→ DIRECTION
Go through the records and copy each line where the word "rock" occurs.

--------------------------------

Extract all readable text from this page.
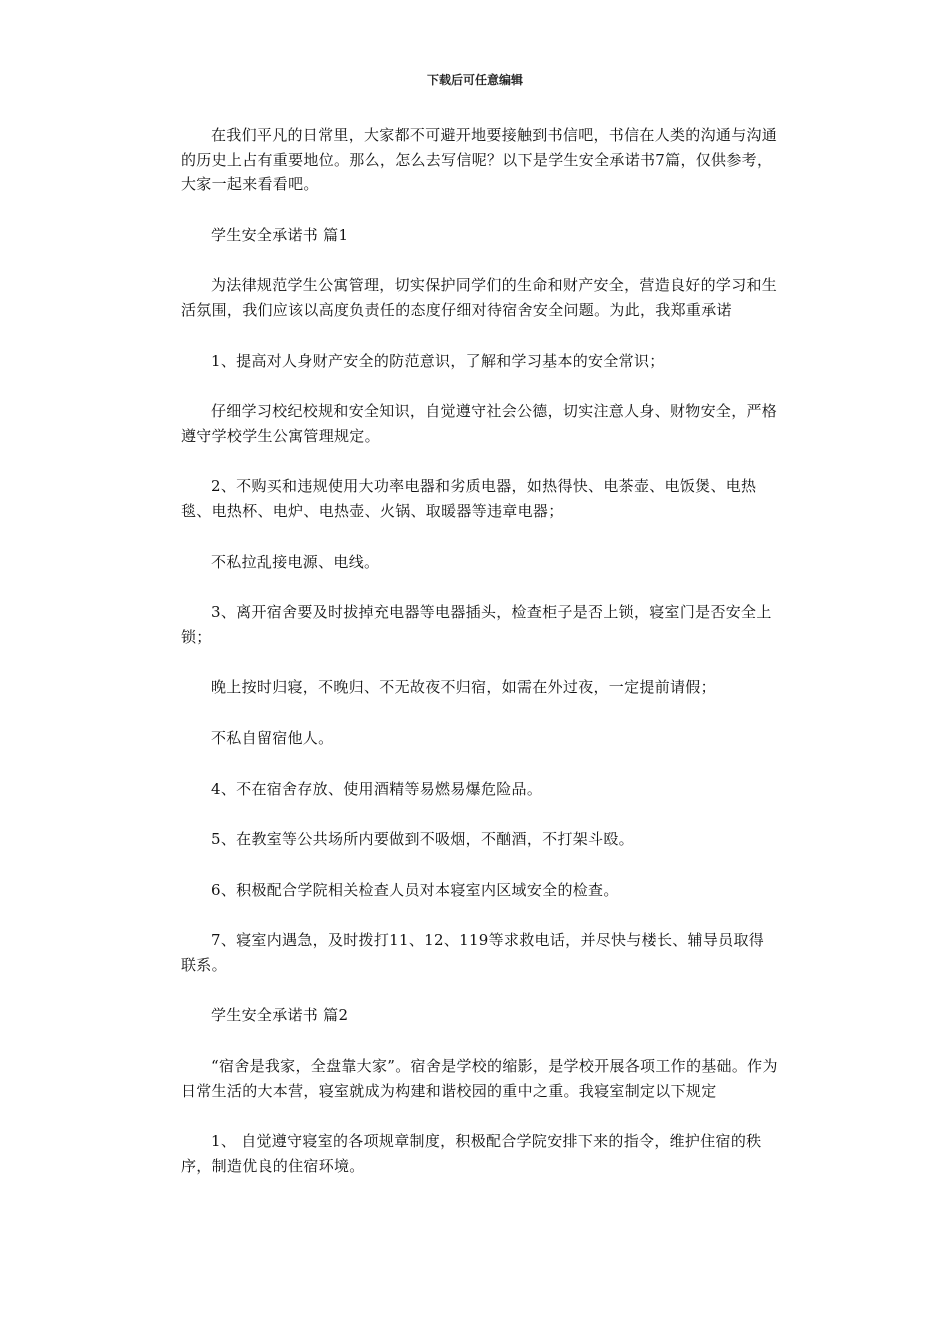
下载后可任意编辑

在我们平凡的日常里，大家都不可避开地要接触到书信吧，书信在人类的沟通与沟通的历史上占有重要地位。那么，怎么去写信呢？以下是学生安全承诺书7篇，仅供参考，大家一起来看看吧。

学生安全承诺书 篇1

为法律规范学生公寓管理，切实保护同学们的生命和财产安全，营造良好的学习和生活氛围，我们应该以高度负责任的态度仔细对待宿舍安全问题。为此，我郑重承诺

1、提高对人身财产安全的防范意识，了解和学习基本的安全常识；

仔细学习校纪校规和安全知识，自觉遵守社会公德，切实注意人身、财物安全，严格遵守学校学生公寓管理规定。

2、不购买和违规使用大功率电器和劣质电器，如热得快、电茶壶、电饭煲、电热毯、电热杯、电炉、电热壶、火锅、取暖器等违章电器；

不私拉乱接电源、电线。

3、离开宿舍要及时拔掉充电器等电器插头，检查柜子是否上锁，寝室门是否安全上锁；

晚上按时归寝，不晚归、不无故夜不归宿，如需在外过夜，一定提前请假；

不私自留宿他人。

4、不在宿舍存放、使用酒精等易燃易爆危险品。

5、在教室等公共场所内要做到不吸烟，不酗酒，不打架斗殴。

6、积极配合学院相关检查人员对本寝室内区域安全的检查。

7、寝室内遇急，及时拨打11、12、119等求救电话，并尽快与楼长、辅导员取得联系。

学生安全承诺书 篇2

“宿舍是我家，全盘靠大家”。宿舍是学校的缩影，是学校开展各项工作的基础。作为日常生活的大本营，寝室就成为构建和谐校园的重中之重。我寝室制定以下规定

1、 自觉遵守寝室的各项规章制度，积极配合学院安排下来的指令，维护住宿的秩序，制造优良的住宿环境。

--------------------------------

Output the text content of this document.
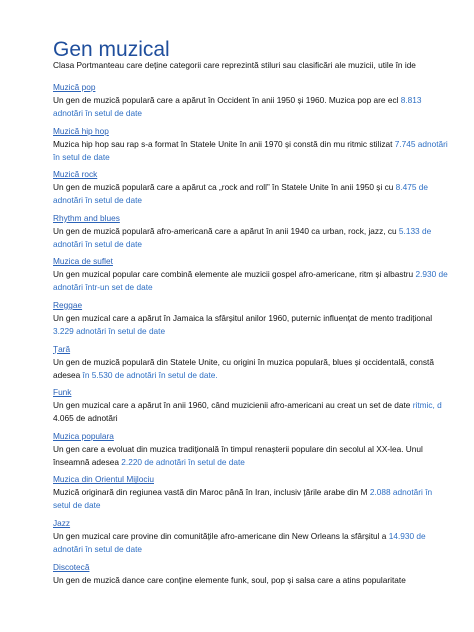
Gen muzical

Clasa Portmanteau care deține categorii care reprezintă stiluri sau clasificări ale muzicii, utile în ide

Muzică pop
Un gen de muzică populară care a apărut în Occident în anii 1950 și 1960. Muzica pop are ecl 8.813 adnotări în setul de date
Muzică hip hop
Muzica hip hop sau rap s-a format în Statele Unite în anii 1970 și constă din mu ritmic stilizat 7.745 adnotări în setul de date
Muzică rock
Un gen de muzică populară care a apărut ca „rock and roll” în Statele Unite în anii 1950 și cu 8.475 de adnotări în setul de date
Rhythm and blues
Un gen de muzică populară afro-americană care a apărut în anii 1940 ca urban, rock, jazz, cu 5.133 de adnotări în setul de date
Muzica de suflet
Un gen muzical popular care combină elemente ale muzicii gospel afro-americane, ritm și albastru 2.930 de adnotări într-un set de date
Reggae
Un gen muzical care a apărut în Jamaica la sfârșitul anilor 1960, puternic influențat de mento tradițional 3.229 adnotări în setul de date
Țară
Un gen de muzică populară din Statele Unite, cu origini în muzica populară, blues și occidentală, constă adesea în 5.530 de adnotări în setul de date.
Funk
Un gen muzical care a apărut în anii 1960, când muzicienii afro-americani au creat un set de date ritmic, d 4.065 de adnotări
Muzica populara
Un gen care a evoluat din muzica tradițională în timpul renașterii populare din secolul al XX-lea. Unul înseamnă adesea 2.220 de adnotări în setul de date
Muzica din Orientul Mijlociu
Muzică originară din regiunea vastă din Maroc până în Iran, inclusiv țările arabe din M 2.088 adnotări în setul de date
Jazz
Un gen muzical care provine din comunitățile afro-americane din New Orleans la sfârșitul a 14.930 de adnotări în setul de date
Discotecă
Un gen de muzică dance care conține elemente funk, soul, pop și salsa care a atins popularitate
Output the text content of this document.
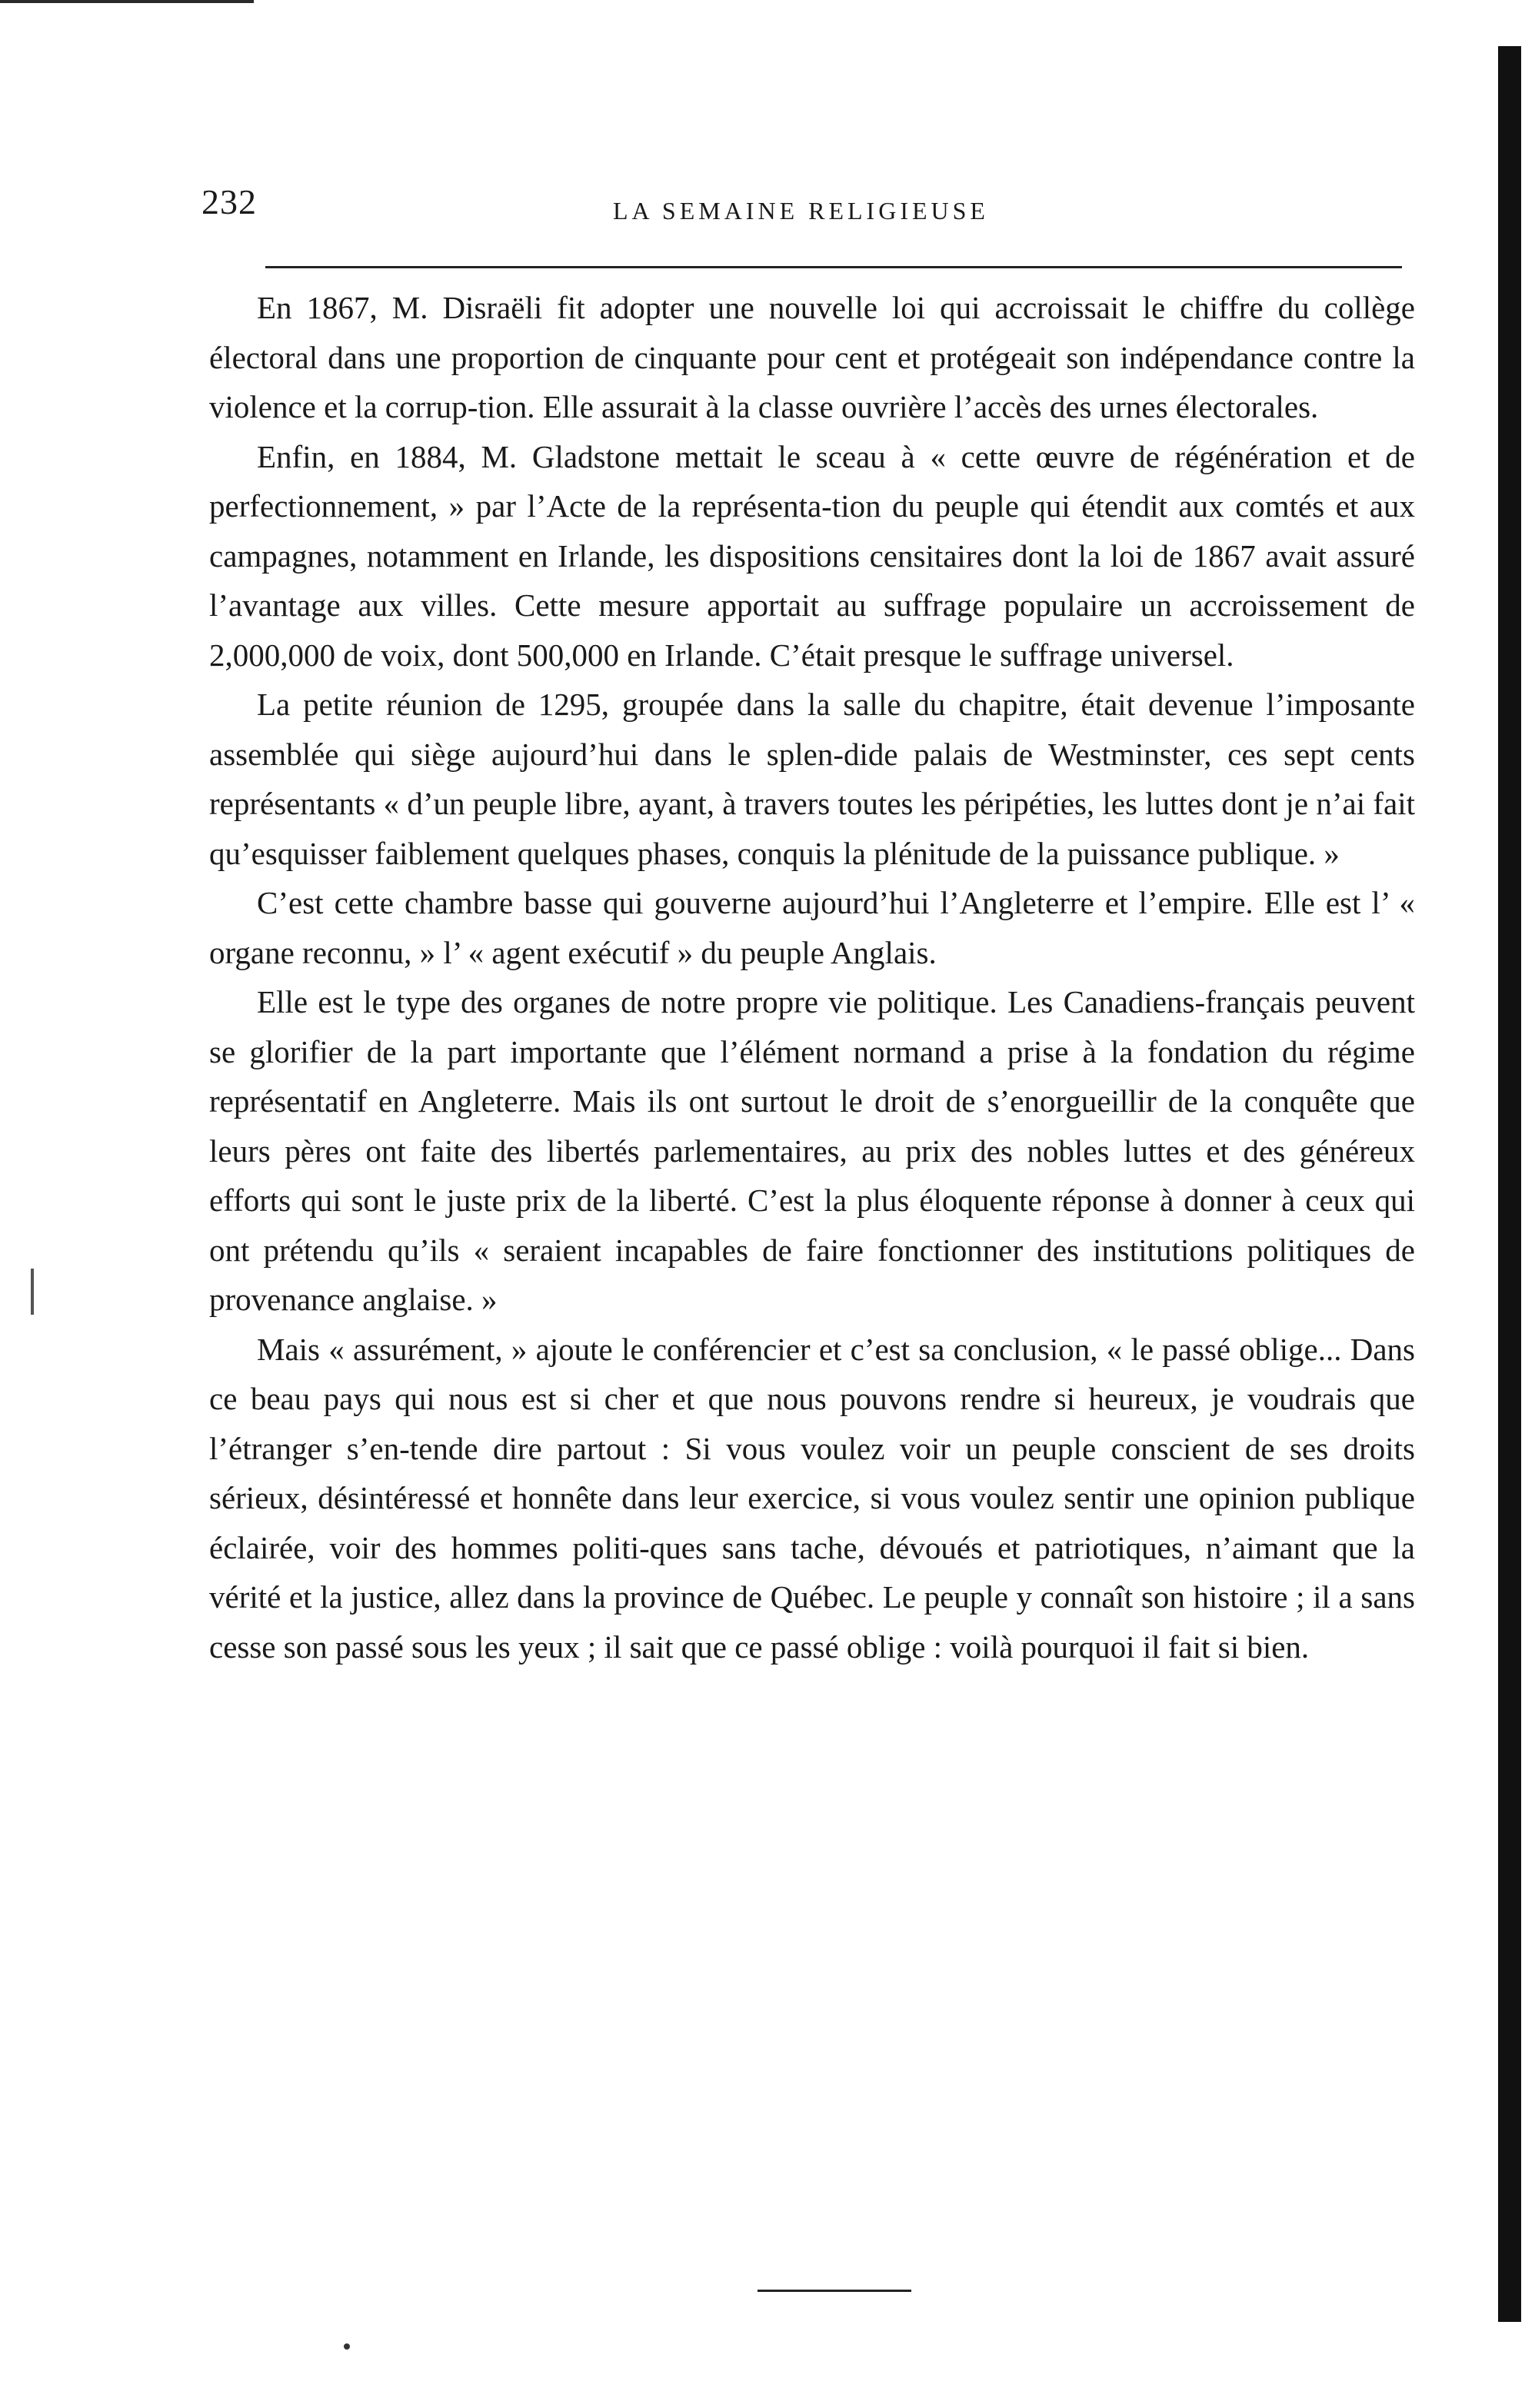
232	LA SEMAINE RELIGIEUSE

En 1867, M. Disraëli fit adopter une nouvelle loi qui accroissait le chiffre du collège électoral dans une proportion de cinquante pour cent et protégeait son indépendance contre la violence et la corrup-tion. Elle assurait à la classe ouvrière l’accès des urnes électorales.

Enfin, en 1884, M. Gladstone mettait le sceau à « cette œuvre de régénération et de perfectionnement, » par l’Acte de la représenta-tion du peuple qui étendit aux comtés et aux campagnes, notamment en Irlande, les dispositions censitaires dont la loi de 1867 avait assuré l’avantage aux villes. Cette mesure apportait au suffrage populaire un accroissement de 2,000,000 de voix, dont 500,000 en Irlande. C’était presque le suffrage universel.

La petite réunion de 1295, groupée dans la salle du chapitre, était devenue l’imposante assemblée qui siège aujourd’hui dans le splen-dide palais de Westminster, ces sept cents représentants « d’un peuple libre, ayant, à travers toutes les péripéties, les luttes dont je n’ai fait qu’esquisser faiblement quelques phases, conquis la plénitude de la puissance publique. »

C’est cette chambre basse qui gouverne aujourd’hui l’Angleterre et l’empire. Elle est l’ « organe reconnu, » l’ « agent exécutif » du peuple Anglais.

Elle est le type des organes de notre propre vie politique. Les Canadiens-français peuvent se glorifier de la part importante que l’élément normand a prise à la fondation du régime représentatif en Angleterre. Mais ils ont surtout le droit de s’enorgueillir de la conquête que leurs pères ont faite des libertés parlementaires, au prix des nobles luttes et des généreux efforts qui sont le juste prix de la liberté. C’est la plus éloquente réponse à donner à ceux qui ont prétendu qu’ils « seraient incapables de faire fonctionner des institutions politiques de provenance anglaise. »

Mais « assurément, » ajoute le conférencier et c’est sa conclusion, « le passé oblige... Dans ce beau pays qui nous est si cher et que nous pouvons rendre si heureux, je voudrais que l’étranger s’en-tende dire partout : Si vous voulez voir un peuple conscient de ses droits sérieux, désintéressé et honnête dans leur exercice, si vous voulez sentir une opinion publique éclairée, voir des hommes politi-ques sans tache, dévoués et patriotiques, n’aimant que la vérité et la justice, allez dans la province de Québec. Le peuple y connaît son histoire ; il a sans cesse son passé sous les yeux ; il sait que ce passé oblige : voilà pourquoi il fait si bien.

--------------------------------

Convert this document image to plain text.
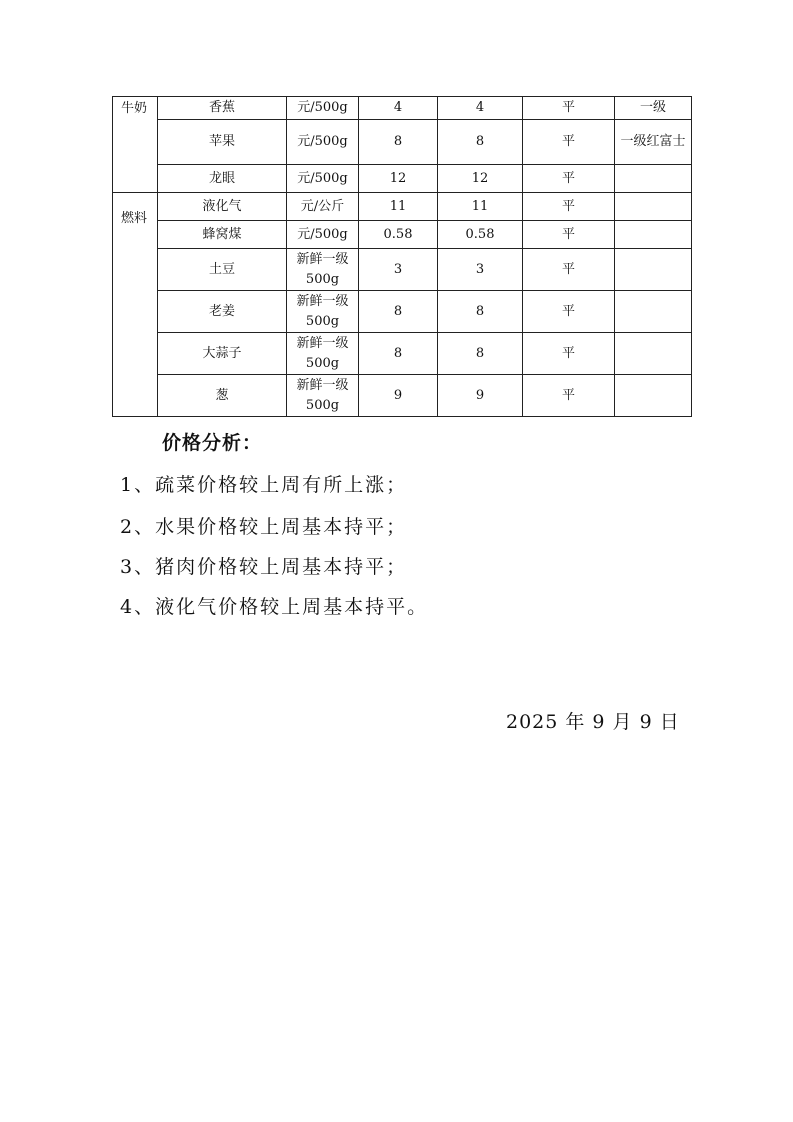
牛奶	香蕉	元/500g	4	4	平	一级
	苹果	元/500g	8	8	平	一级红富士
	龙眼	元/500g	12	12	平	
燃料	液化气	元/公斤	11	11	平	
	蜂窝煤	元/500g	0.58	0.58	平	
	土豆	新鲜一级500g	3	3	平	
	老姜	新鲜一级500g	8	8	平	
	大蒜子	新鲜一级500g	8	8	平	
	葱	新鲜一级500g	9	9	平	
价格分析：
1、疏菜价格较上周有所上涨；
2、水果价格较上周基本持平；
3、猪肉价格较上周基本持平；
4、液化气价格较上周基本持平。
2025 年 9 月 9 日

--------------------------------

→ COMPLETED EXERCISE
Muzică rock
Un gen de muzică populară care a apărut ca „rock and roll” în Statele Unite în anii 1950 și cu 8.475 de adnotări în setul de date
Un gen de muzică populară afro-americană care a apărut în anii 1940 ca urban, rock, jazz, cu 5.133 de adnotări în setul de date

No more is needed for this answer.